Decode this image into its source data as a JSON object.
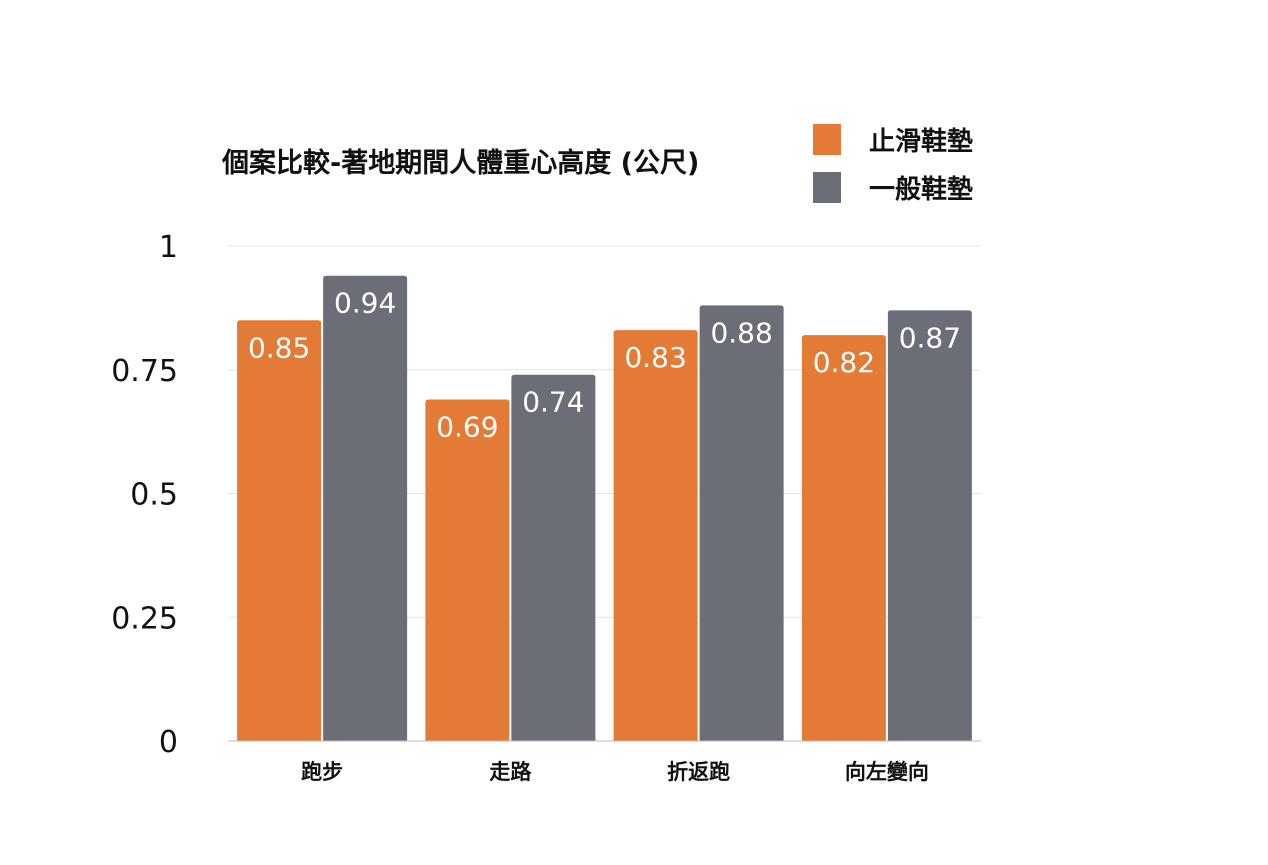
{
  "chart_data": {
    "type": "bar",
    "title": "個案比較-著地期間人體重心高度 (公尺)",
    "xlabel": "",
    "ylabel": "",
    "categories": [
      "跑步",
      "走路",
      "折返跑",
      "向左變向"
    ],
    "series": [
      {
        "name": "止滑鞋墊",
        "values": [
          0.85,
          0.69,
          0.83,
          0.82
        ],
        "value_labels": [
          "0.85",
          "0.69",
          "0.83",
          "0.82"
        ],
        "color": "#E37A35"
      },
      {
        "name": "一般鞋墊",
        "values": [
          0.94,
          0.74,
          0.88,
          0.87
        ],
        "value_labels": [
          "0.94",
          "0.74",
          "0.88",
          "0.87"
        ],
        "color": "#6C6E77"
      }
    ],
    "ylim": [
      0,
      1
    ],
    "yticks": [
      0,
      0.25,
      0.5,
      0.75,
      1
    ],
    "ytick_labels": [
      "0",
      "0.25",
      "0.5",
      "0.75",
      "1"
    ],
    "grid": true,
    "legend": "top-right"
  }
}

--

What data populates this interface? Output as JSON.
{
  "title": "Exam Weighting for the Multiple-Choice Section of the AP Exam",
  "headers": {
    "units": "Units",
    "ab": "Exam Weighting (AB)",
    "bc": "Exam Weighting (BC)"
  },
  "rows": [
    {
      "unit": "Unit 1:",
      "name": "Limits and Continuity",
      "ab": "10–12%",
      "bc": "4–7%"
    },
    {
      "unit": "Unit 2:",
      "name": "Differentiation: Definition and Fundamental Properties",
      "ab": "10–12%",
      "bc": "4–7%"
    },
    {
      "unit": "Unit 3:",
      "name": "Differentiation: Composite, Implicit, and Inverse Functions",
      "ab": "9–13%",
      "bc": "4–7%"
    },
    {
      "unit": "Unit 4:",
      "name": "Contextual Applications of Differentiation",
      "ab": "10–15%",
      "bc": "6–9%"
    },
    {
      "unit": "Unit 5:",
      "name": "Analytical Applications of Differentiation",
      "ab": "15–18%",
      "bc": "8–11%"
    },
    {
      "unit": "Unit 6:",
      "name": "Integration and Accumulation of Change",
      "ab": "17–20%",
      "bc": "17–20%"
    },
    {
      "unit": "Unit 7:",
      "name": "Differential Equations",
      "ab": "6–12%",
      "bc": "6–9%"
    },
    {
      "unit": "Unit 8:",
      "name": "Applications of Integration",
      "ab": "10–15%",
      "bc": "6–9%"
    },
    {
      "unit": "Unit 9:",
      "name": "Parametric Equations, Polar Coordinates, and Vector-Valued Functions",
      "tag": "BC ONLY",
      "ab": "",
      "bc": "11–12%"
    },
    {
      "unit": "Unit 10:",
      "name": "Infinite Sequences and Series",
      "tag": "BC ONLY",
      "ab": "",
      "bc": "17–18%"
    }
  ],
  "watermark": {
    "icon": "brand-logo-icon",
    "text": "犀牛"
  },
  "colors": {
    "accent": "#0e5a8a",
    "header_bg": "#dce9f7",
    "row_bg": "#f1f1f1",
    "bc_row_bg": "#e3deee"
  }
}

- [Goal] Pull out every line above that holds the word "name".

- [Reply]
        "name": "止滑鞋墊",
        "name": "一般鞋墊",
      "name": "Limits and Continuity",
      "name": "Differentiation: Definition and Fundamental Properties",
      "name": "Differentiation: Composite, Implicit, and Inverse Functions",
      "name": "Contextual Applications of Differentiation",
      "name": "Analytical Applications of Differentiation",
      "name": "Integration and Accumulation of Change",
      "name": "Differential Equations",
      "name": "Applications of Integration",
      "name": "Parametric Equations, Polar Coordinates, and Vector-Valued Functions",
      "name": "Infinite Sequences and Series",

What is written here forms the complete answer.